Source records

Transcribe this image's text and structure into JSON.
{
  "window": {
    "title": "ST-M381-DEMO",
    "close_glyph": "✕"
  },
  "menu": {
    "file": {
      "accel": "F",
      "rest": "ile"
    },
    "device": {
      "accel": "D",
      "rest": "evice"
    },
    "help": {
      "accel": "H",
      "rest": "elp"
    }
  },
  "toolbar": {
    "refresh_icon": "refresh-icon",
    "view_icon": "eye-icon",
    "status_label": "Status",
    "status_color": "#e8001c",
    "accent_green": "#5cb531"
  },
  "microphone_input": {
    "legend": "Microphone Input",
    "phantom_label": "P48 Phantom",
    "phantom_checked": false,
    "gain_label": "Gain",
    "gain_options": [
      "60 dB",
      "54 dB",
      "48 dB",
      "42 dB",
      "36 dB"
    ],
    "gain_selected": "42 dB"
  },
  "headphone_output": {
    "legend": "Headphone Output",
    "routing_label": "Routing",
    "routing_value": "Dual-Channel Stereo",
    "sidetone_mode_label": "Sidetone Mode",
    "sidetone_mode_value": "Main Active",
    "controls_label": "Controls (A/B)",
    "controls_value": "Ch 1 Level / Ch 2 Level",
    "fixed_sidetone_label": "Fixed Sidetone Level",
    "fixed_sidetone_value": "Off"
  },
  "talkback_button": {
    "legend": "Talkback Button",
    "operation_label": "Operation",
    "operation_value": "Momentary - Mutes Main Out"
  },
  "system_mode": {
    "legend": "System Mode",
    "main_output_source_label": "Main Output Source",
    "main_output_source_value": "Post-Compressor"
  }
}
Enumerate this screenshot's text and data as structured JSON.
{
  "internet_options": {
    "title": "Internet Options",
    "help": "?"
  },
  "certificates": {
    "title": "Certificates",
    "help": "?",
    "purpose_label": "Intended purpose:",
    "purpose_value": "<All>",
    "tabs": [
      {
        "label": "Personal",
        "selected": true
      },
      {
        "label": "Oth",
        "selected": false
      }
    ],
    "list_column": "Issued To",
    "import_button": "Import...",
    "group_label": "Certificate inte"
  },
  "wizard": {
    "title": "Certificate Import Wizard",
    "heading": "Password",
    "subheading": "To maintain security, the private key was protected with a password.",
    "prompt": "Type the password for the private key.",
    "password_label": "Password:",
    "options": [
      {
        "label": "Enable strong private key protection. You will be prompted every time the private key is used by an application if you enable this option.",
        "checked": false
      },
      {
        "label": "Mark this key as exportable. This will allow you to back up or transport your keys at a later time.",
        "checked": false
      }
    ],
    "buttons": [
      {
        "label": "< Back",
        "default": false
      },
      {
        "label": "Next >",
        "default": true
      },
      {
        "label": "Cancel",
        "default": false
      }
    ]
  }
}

= Set task =
Repeat each record in full; every line must match exactly.

= Result =
Transcribe this image's text and structure into JSON.
{
  "window": {
    "title": "ST-M381-DEMO",
    "close_glyph": "✕"
  },
  "menu": {
    "file": {
      "accel": "F",
      "rest": "ile"
    },
    "device": {
      "accel": "D",
      "rest": "evice"
    },
    "help": {
      "accel": "H",
      "rest": "elp"
    }
  },
  "toolbar": {
    "refresh_icon": "refresh-icon",
    "view_icon": "eye-icon",
    "status_label": "Status",
    "status_color": "#e8001c",
    "accent_green": "#5cb531"
  },
  "microphone_input": {
    "legend": "Microphone Input",
    "phantom_label": "P48 Phantom",
    "phantom_checked": false,
    "gain_label": "Gain",
    "gain_options": [
      "60 dB",
      "54 dB",
      "48 dB",
      "42 dB",
      "36 dB"
    ],
    "gain_selected": "42 dB"
  },
  "headphone_output": {
    "legend": "Headphone Output",
    "routing_label": "Routing",
    "routing_value": "Dual-Channel Stereo",
    "sidetone_mode_label": "Sidetone Mode",
    "sidetone_mode_value": "Main Active",
    "controls_label": "Controls (A/B)",
    "controls_value": "Ch 1 Level / Ch 2 Level",
    "fixed_sidetone_label": "Fixed Sidetone Level",
    "fixed_sidetone_value": "Off"
  },
  "talkback_button": {
    "legend": "Talkback Button",
    "operation_label": "Operation",
    "operation_value": "Momentary - Mutes Main Out"
  },
  "system_mode": {
    "legend": "System Mode",
    "main_output_source_label": "Main Output Source",
    "main_output_source_value": "Post-Compressor"
  }
}
Enumerate this screenshot's text and data as structured JSON.
{
  "internet_options": {
    "title": "Internet Options",
    "help": "?"
  },
  "certificates": {
    "title": "Certificates",
    "help": "?",
    "purpose_label": "Intended purpose:",
    "purpose_value": "<All>",
    "tabs": [
      {
        "label": "Personal",
        "selected": true
      },
      {
        "label": "Oth",
        "selected": false
      }
    ],
    "list_column": "Issued To",
    "import_button": "Import...",
    "group_label": "Certificate inte"
  },
  "wizard": {
    "title": "Certificate Import Wizard",
    "heading": "Password",
    "subheading": "To maintain security, the private key was protected with a password.",
    "prompt": "Type the password for the private key.",
    "password_label": "Password:",
    "options": [
      {
        "label": "Enable strong private key protection. You will be prompted every time the private key is used by an application if you enable this option.",
        "checked": false
      },
      {
        "label": "Mark this key as exportable. This will allow you to back up or transport your keys at a later time.",
        "checked": false
      }
    ],
    "buttons": [
      {
        "label": "< Back",
        "default": false
      },
      {
        "label": "Next >",
        "default": true
      },
      {
        "label": "Cancel",
        "default": false
      }
    ]
  }
}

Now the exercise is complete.